▸ **Text excerpt**:

Softball

Syracuse’s ‘numbers guy’ Mike Bosch has built up SU’s program from scratch

Jordan Phelps | Staff Photographer

Mike Bosch has translated his experience as a mathematics professor to success on the softball field for Syracuse.

Syracuse head coach Mike Bosch arrived through the front door of Manley Field House at 8:39 a.m. on Tuesday, March 27. He wasn’t supposed to arrive until 9 a.m., but in a windbreaker with a block Syracuse “S” on the right side of his jacket, the third-year head coach entered the room and looked around, slightly confused.

“You’re early,” Bosch quipped to a coworker he was supposed to meet that morning. “Well … I’m early.”

He opened the door to his small office, which was decorated with portraits of former players at the two schools he has called his coaching homes. He walked along the right side of the small room to reach his desk situated in the back left corner.

The work day began at about 8:46 a.m.

“I’m usually ready to go by this time anyway,” Bosch said.

(Stored items)
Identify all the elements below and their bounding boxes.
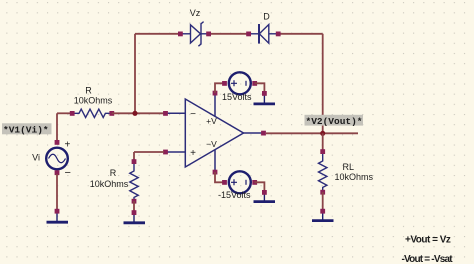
dc source V+ 15Volts — [229, 72, 251, 94]
zener diode Vz — [181, 22, 209, 47]
pin square ground V- — [262, 190, 267, 195]
wire plus input down to R2 — [133, 152, 135, 160]
op-amp U1 — [166, 93, 264, 172]
wire feedback left vertical — [134, 34, 136, 114]
pin square RL bottom — [320, 190, 325, 195]
svg-text:−V: −V — [206, 139, 217, 149]
svg-text:-15Volts: -15Volts — [218, 190, 251, 200]
wire feedback right vertical — [322, 34, 324, 134]
ground for Vi — [47, 213, 69, 222]
junction node inverting input — [132, 111, 137, 116]
ground for R2 — [124, 214, 146, 223]
wire output down to RL — [322, 133, 324, 150]
pin square ground R2 — [132, 210, 137, 215]
pin square op-amp non-inverting — [163, 150, 168, 155]
svg-text:R: R — [85, 86, 92, 96]
pin square R2 bottom — [132, 199, 137, 204]
svg-text:*V2(Vout)*: *V2(Vout)* — [306, 116, 363, 127]
pin square Vi bottom — [55, 170, 60, 175]
resistor R horizontal — [72, 109, 112, 117]
pin square ground V+ — [262, 91, 267, 96]
pin square op-amp inverting — [163, 111, 168, 116]
pin square Vi top — [55, 140, 60, 145]
pin square ground Vi — [55, 209, 60, 214]
svg-text:−: − — [190, 109, 196, 120]
wire +V pin to V+ source — [215, 83, 224, 93]
pin square R2 top — [132, 159, 137, 164]
wire input row from Vi corner to R — [57, 112, 72, 114]
pin square V- right — [252, 180, 257, 185]
pin square R right — [109, 111, 114, 116]
svg-text:-Vout = -Vsat: -Vout = -Vsat — [402, 254, 454, 264]
pin square R left — [70, 111, 75, 116]
svg-text:+: + — [65, 140, 71, 151]
net label V2(Vout) — [305, 115, 364, 127]
pin square V- left — [222, 180, 227, 185]
resistor RL — [319, 152, 327, 193]
wire top feedback left segment — [135, 33, 180, 35]
wire V+ right to ground — [255, 83, 265, 92]
pin square V+ right — [252, 81, 257, 86]
junction node output — [320, 131, 325, 136]
svg-text:+: + — [190, 148, 196, 159]
svg-text:RL: RL — [343, 162, 355, 172]
wire op-amp plus input — [134, 151, 164, 153]
svg-text:D: D — [263, 12, 270, 22]
wire R to op-amp inverting input — [112, 112, 164, 114]
wire V- right to ground — [255, 182, 265, 191]
wire top feedback right segment — [278, 33, 323, 35]
svg-text:Vz: Vz — [190, 8, 201, 18]
sine wave inside Vi — [49, 154, 66, 163]
pin square V+ left — [222, 81, 227, 86]
svg-text:*V1(Vi)*: *V1(Vi)* — [3, 125, 49, 136]
wire output row — [266, 132, 358, 134]
source V1 Vi — [46, 148, 68, 170]
ground for V- — [254, 194, 276, 202]
svg-text:+V: +V — [206, 116, 217, 126]
svg-text:15Volts: 15Volts — [222, 92, 252, 102]
pin square ground RL — [320, 209, 325, 214]
pin square Vz right — [206, 32, 211, 37]
svg-text:10kOhms: 10kOhms — [335, 172, 374, 182]
wire R2 to ground — [133, 201, 135, 211]
pin square op-amp +V — [213, 91, 218, 96]
dc source V- -15Volts — [229, 171, 251, 193]
wire top feedback middle segment — [209, 33, 249, 35]
wire Vi to ground — [56, 174, 58, 210]
wire RL to ground — [322, 192, 324, 210]
pin square Vz left — [178, 32, 183, 37]
pin square D left — [246, 32, 251, 37]
diode D — [249, 24, 279, 44]
wire -V pin to V- source — [215, 172, 224, 182]
pin square D right — [276, 32, 281, 37]
svg-text:−: − — [65, 167, 71, 179]
ground for V+ — [254, 95, 276, 104]
pin square op-amp -V — [213, 170, 218, 175]
net label V1(Vi) — [2, 123, 52, 135]
pin square op-amp output — [261, 131, 266, 136]
svg-text:R: R — [110, 168, 117, 178]
svg-text:+Vout = Vz: +Vout = Vz — [405, 235, 451, 246]
pin square RL top — [320, 149, 325, 154]
wire Vi vertical up — [56, 113, 58, 141]
svg-text:10kOhms: 10kOhms — [74, 96, 113, 106]
ground for RL — [312, 213, 334, 221]
svg-text:Vi: Vi — [32, 153, 40, 163]
svg-text:10kOhms: 10kOhms — [90, 179, 129, 189]
resistor R vertical — [130, 162, 138, 202]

▸ **Exercise 1**:
Answer these questions from the article on Syracuse softball coach Mike Bosch.
(a) At what time did Bosch come through the front door of Manley Field House?
(b) Where in his office is Bosch's desk located?
(c) At about what time did the work day begin?
▸ **Exercise 2**: Continue the article on Syracuse softball coach Mike Bosch, starting right after its last sentence.

▸ **Right answer 1**:
(a) 8:39 a.m.
(b) In the back left corner.
(c) About 8:46 a.m.

▸ **Right answer 2**:
It was Bosch in a nutshell: He’s quirky, relies on numbers and most of all, loves to work. A head softball coach and mathematics professor at Iowa Lakes Community College for 13 years, Bosch had to balance two full-time jobs. The experience helped as he moved on to the Division-I ranks at Syracuse and was named interim and then head coach, less than three years after his arrival.

In his three years as the head coach at Syracuse, the program’s record has improved with each season.  His modern, “moneyball”-like style focuses heavily on statistics. Numbers helped lift the Orange to just its sixth 30-win season in the program’s history. If SU wins one of its final two games, it would be the first Orange team since 2011 to record 30 wins in consecutive seasons.

Bosch in the preseason tries not to set a mark to hit, instead letting the individual season’s numbers dictate the daily functions of the program. The core of his success comes from his players, he said, and his goal is to get the best out of them so he can log it in the scoresheet.

“I’ve never played a game,” Bosch said. “I am 0-0 as far as playing in college softball. So my players have gotten all the wins for me, and I give them all the credit.”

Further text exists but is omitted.